[Data entries]
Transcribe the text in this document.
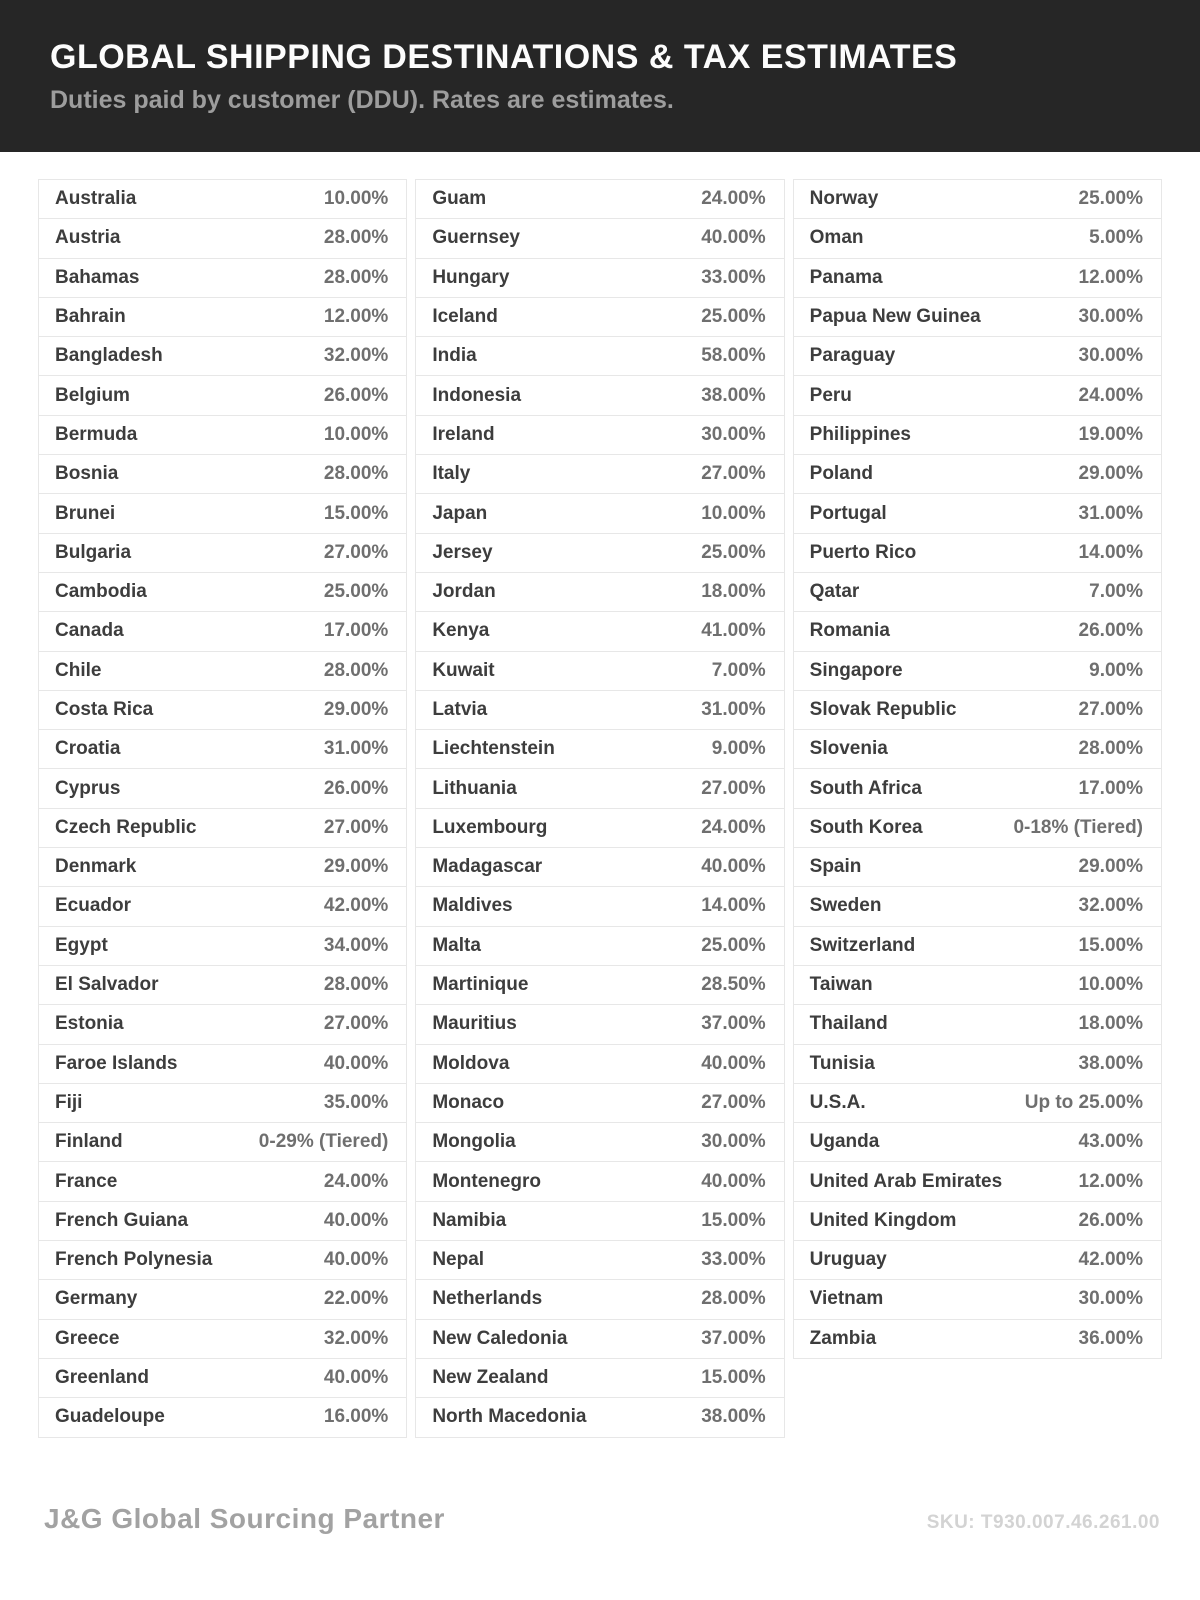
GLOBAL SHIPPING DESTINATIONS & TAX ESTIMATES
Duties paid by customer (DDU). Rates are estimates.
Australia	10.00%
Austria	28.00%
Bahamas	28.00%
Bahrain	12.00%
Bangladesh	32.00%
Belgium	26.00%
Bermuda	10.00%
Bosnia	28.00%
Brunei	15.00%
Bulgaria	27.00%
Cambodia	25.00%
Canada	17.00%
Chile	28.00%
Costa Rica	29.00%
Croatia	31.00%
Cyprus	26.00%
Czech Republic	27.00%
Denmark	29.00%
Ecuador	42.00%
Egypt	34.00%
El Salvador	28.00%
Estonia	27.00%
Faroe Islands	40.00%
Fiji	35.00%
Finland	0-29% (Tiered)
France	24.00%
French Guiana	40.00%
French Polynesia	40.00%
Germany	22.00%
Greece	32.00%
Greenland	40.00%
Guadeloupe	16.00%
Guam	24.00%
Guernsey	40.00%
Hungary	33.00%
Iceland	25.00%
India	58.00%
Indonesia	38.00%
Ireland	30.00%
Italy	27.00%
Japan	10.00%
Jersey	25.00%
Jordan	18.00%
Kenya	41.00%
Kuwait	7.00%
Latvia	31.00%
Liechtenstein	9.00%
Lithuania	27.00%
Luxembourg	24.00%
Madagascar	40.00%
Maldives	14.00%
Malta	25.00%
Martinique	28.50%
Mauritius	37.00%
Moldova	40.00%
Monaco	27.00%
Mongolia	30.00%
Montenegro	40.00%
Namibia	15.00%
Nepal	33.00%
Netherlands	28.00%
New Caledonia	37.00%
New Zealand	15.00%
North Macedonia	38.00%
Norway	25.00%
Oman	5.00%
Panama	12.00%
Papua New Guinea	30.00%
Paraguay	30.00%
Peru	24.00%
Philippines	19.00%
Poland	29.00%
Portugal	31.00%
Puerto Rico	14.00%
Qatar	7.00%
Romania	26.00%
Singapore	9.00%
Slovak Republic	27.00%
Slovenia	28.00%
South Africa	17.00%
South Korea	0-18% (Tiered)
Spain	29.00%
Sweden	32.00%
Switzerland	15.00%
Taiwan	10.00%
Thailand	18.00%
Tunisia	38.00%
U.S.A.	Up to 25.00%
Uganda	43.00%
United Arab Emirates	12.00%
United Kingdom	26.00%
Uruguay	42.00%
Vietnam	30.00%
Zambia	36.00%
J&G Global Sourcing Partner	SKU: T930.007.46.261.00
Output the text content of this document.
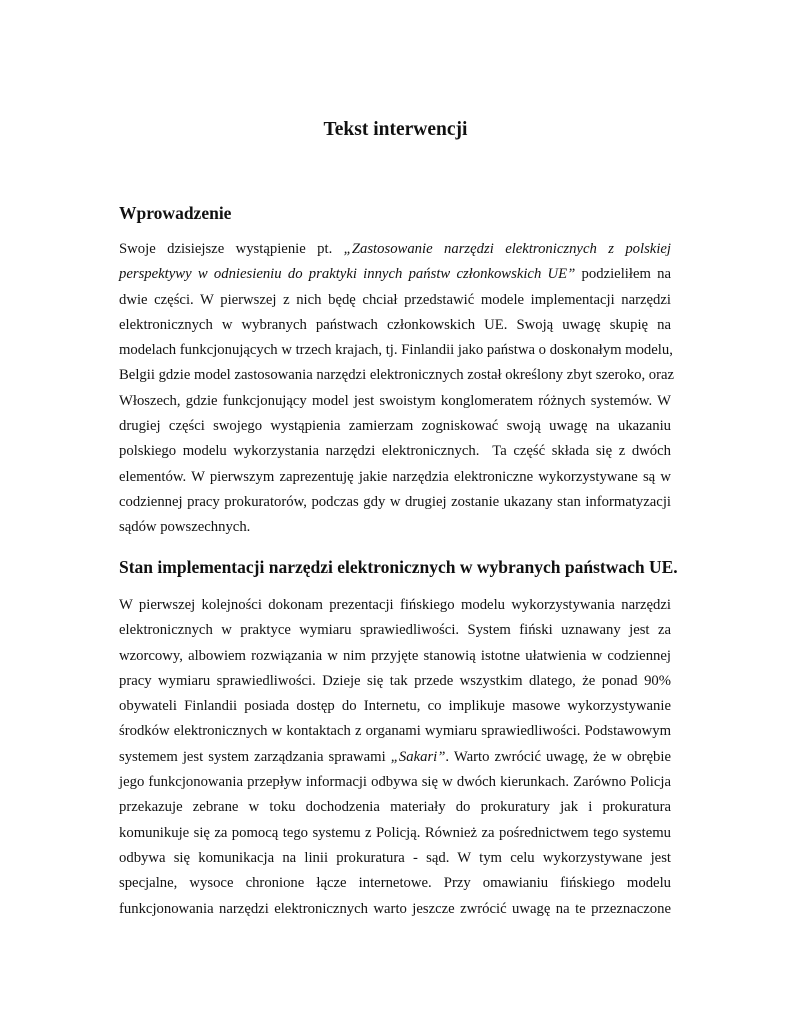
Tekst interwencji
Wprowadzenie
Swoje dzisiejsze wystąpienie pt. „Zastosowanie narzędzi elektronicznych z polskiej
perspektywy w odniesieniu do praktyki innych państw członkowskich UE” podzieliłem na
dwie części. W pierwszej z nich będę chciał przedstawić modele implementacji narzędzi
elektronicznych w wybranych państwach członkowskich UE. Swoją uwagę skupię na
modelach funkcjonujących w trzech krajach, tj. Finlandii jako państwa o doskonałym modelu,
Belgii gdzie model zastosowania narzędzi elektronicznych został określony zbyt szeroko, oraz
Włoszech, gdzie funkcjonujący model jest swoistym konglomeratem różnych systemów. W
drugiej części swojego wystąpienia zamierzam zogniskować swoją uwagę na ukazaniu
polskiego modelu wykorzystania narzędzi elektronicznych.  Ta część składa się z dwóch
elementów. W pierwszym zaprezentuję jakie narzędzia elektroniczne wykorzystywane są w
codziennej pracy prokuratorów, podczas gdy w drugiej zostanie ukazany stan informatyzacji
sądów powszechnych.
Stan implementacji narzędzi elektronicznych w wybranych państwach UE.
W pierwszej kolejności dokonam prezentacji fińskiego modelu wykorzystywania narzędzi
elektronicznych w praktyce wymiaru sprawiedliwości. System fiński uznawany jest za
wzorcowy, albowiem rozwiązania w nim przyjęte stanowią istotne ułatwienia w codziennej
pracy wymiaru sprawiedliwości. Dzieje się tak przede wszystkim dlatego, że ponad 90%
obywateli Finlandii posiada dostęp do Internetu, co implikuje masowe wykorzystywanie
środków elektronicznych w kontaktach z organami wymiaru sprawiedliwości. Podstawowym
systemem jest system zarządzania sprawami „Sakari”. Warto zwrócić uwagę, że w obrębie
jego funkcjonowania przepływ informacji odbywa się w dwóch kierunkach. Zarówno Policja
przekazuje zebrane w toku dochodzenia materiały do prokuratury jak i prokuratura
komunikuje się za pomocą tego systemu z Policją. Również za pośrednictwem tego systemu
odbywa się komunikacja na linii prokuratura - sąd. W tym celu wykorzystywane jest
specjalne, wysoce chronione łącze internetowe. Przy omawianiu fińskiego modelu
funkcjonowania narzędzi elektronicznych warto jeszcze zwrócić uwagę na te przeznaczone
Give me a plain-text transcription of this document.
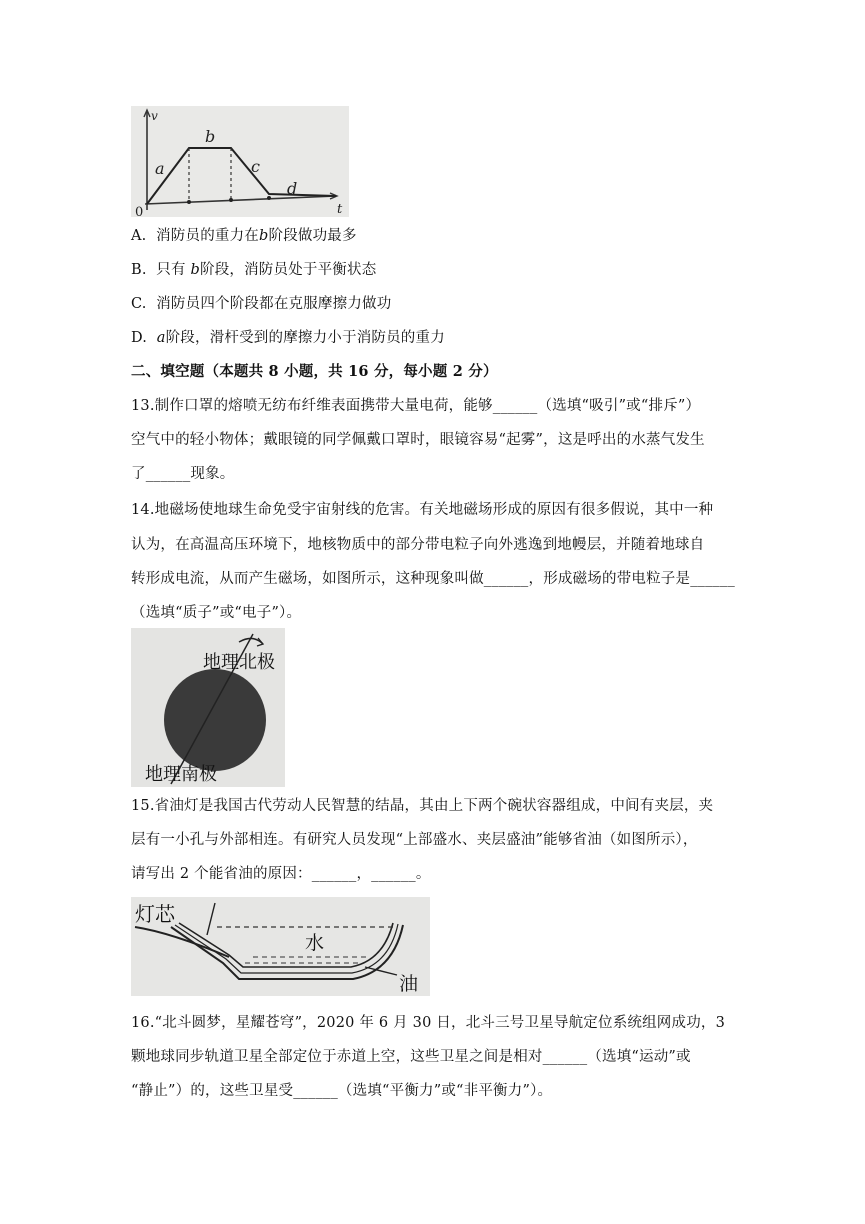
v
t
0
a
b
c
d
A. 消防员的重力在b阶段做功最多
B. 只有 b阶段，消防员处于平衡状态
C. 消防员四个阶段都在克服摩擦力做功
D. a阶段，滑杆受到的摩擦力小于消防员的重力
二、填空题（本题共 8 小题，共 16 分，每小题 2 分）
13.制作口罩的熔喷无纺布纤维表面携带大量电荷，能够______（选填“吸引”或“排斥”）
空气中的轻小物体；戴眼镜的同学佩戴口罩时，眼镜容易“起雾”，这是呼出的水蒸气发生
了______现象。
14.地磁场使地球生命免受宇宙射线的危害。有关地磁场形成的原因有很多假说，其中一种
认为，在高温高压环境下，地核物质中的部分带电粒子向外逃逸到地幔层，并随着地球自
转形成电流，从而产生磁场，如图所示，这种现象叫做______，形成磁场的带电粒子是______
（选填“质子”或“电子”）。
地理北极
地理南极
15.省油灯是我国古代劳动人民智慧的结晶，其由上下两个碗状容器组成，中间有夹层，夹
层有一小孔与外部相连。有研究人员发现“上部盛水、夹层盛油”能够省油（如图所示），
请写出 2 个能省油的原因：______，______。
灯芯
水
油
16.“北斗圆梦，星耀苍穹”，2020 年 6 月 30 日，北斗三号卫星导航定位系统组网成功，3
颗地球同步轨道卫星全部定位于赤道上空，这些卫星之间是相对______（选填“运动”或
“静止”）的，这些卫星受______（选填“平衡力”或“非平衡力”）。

REQUIRED TASK:
Copy out the listing exactly as it stands, but not the pictures.

ANSWER BELOW:
Transcribe the text in this document.
GLOBAL SHIPPING DESTINATIONS & TAX ESTIMATES
Duties paid by customer (DDU). Rates are estimates.
Australia	10.00%
Austria	28.00%
Bahamas	28.00%
Bahrain	12.00%
Bangladesh	32.00%
Belgium	26.00%
Bermuda	10.00%
Bosnia	28.00%
Brunei	15.00%
Bulgaria	27.00%
Cambodia	25.00%
Canada	17.00%
Chile	28.00%
Costa Rica	29.00%
Croatia	31.00%
Cyprus	26.00%
Czech Republic	27.00%
Denmark	29.00%
Ecuador	42.00%
Egypt	34.00%
El Salvador	28.00%
Estonia	27.00%
Faroe Islands	40.00%
Fiji	35.00%
Finland	0-29% (Tiered)
France	24.00%
French Guiana	40.00%
French Polynesia	40.00%
Germany	22.00%
Greece	32.00%
Greenland	40.00%
Guadeloupe	16.00%
Guam	24.00%
Guernsey	40.00%
Hungary	33.00%
Iceland	25.00%
India	58.00%
Indonesia	38.00%
Ireland	30.00%
Italy	27.00%
Japan	10.00%
Jersey	25.00%
Jordan	18.00%
Kenya	41.00%
Kuwait	7.00%
Latvia	31.00%
Liechtenstein	9.00%
Lithuania	27.00%
Luxembourg	24.00%
Madagascar	40.00%
Maldives	14.00%
Malta	25.00%
Martinique	28.50%
Mauritius	37.00%
Moldova	40.00%
Monaco	27.00%
Mongolia	30.00%
Montenegro	40.00%
Namibia	15.00%
Nepal	33.00%
Netherlands	28.00%
New Caledonia	37.00%
New Zealand	15.00%
North Macedonia	38.00%
Norway	25.00%
Oman	5.00%
Panama	12.00%
Papua New Guinea	30.00%
Paraguay	30.00%
Peru	24.00%
Philippines	19.00%
Poland	29.00%
Portugal	31.00%
Puerto Rico	14.00%
Qatar	7.00%
Romania	26.00%
Singapore	9.00%
Slovak Republic	27.00%
Slovenia	28.00%
South Africa	17.00%
South Korea	0-18% (Tiered)
Spain	29.00%
Sweden	32.00%
Switzerland	15.00%
Taiwan	10.00%
Thailand	18.00%
Tunisia	38.00%
U.S.A.	Up to 25.00%
Uganda	43.00%
United Arab Emirates	12.00%
United Kingdom	26.00%
Uruguay	42.00%
Vietnam	30.00%
Zambia	36.00%
J&G Global Sourcing Partner	SKU: T930.007.46.261.00
Output the text content of this document.
Tekst interwencji
Wprowadzenie
Swoje dzisiejsze wystąpienie pt. „Zastosowanie narzędzi elektronicznych z polskiej
perspektywy w odniesieniu do praktyki innych państw członkowskich UE” podzieliłem na
dwie części. W pierwszej z nich będę chciał przedstawić modele implementacji narzędzi
elektronicznych w wybranych państwach członkowskich UE. Swoją uwagę skupię na
modelach funkcjonujących w trzech krajach, tj. Finlandii jako państwa o doskonałym modelu,
Belgii gdzie model zastosowania narzędzi elektronicznych został określony zbyt szeroko, oraz
Włoszech, gdzie funkcjonujący model jest swoistym konglomeratem różnych systemów. W
drugiej części swojego wystąpienia zamierzam zogniskować swoją uwagę na ukazaniu
polskiego modelu wykorzystania narzędzi elektronicznych.  Ta część składa się z dwóch
elementów. W pierwszym zaprezentuję jakie narzędzia elektroniczne wykorzystywane są w
codziennej pracy prokuratorów, podczas gdy w drugiej zostanie ukazany stan informatyzacji
sądów powszechnych.
Stan implementacji narzędzi elektronicznych w wybranych państwach UE.
W pierwszej kolejności dokonam prezentacji fińskiego modelu wykorzystywania narzędzi
elektronicznych w praktyce wymiaru sprawiedliwości. System fiński uznawany jest za
wzorcowy, albowiem rozwiązania w nim przyjęte stanowią istotne ułatwienia w codziennej
pracy wymiaru sprawiedliwości. Dzieje się tak przede wszystkim dlatego, że ponad 90%
obywateli Finlandii posiada dostęp do Internetu, co implikuje masowe wykorzystywanie
środków elektronicznych w kontaktach z organami wymiaru sprawiedliwości. Podstawowym
systemem jest system zarządzania sprawami „Sakari”. Warto zwrócić uwagę, że w obrębie
jego funkcjonowania przepływ informacji odbywa się w dwóch kierunkach. Zarówno Policja
przekazuje zebrane w toku dochodzenia materiały do prokuratury jak i prokuratura
komunikuje się za pomocą tego systemu z Policją. Również za pośrednictwem tego systemu
odbywa się komunikacja na linii prokuratura - sąd. W tym celu wykorzystywane jest
specjalne, wysoce chronione łącze internetowe. Przy omawianiu fińskiego modelu
funkcjonowania narzędzi elektronicznych warto jeszcze zwrócić uwagę na te przeznaczone
Give me a plain-text transcription of this document.
v
t
0
a
b
c
d
A. 消防员的重力在b阶段做功最多
B. 只有 b阶段，消防员处于平衡状态
C. 消防员四个阶段都在克服摩擦力做功
D. a阶段，滑杆受到的摩擦力小于消防员的重力
二、填空题（本题共 8 小题，共 16 分，每小题 2 分）
13.制作口罩的熔喷无纺布纤维表面携带大量电荷，能够______（选填“吸引”或“排斥”）
空气中的轻小物体；戴眼镜的同学佩戴口罩时，眼镜容易“起雾”，这是呼出的水蒸气发生
了______现象。
14.地磁场使地球生命免受宇宙射线的危害。有关地磁场形成的原因有很多假说，其中一种
认为，在高温高压环境下，地核物质中的部分带电粒子向外逃逸到地幔层，并随着地球自
转形成电流，从而产生磁场，如图所示，这种现象叫做______，形成磁场的带电粒子是______
（选填“质子”或“电子”）。
地理北极
地理南极
15.省油灯是我国古代劳动人民智慧的结晶，其由上下两个碗状容器组成，中间有夹层，夹
层有一小孔与外部相连。有研究人员发现“上部盛水、夹层盛油”能够省油（如图所示），
请写出 2 个能省油的原因：______，______。
灯芯
水
油
16.“北斗圆梦，星耀苍穹”，2020 年 6 月 30 日，北斗三号卫星导航定位系统组网成功，3
颗地球同步轨道卫星全部定位于赤道上空，这些卫星之间是相对______（选填“运动”或
“静止”）的，这些卫星受______（选填“平衡力”或“非平衡力”）。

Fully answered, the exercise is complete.